[Recorded data]
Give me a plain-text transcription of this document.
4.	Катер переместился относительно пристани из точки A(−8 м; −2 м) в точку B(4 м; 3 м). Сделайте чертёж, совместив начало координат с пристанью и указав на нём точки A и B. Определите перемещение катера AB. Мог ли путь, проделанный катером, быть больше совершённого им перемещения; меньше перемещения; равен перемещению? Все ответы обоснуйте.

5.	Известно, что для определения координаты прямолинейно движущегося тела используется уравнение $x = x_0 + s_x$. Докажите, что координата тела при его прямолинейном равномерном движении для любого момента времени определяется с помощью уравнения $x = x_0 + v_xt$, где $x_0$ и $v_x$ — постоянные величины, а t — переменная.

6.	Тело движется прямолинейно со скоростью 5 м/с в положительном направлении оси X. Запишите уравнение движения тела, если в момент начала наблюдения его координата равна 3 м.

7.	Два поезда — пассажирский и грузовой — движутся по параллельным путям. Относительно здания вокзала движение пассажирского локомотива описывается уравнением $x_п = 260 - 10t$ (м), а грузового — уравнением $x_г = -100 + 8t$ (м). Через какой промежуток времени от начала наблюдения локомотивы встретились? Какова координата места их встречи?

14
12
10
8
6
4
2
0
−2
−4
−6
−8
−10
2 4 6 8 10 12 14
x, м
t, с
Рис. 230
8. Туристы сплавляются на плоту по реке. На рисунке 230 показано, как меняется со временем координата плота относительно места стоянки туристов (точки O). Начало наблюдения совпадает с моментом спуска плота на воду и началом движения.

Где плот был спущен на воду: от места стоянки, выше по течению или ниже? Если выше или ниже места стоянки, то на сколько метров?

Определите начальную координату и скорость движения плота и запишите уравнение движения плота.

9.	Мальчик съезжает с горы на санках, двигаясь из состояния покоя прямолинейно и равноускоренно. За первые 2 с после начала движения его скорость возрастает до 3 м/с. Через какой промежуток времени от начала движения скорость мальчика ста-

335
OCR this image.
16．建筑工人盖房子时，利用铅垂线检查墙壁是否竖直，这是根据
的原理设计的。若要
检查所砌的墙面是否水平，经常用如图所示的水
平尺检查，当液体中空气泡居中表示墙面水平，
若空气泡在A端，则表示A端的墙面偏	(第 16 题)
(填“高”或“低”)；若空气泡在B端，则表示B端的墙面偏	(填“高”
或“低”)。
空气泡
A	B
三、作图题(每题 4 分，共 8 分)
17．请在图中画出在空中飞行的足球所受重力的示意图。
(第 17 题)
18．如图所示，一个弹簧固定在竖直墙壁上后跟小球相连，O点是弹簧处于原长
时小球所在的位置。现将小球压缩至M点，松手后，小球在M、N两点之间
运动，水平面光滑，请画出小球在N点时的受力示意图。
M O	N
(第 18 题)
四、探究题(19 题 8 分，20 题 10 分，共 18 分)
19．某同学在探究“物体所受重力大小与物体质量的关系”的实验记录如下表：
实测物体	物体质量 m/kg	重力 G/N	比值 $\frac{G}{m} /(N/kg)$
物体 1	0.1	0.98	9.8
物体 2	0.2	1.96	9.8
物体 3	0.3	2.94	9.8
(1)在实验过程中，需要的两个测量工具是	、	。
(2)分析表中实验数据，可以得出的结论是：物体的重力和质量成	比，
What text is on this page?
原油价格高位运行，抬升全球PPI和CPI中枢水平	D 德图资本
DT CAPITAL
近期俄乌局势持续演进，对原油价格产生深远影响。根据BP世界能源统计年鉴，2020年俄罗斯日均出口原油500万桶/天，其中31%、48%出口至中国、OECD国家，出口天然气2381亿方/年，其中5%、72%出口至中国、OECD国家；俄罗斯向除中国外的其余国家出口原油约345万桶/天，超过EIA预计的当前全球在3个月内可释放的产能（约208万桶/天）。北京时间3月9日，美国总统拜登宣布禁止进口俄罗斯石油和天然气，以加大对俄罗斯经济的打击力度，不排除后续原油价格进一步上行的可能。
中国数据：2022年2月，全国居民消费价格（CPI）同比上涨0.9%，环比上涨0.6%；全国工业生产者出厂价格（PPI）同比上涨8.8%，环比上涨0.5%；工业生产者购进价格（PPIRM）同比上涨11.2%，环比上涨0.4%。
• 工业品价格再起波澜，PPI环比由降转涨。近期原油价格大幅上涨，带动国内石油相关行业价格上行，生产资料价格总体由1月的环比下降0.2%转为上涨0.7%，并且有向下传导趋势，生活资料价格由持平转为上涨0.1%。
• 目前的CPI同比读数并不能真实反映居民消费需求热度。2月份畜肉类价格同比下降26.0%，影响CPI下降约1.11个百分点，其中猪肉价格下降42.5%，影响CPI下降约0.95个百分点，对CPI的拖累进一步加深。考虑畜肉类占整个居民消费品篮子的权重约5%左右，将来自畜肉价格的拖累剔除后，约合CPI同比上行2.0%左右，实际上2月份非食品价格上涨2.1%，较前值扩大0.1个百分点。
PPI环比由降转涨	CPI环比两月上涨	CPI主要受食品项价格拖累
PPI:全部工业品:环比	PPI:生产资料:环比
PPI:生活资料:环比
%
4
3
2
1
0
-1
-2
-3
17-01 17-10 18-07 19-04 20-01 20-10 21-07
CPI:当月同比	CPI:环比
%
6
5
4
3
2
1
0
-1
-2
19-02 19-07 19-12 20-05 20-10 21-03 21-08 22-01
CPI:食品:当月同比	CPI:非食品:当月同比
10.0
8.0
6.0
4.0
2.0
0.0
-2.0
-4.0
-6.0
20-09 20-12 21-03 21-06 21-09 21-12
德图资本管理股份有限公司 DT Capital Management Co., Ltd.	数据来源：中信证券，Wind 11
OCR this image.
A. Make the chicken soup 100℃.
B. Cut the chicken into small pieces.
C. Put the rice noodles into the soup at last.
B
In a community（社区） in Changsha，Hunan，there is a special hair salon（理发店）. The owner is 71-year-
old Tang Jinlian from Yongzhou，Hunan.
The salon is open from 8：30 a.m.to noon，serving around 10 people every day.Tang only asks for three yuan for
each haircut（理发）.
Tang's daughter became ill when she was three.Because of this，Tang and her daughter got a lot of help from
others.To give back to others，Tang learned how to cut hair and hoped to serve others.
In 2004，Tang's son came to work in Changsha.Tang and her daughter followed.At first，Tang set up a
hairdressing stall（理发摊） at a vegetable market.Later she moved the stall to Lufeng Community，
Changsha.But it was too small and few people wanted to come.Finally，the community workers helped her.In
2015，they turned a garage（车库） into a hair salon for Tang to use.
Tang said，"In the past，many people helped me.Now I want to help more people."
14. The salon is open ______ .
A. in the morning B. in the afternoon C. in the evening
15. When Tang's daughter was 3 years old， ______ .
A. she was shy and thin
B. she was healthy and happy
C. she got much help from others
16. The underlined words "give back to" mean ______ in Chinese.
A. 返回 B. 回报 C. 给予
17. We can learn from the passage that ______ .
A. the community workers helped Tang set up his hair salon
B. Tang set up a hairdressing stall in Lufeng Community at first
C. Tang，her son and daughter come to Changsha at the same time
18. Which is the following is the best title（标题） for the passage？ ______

[Exercise objective] Show every line that contains the word "this".

[The solution]
Give me a plain-text transcription of this document.
OCR this image.
What text is on this page?
OCR this image.
Tang's daughter became ill when she was three.Because of this，Tang and her daughter got a lot of help from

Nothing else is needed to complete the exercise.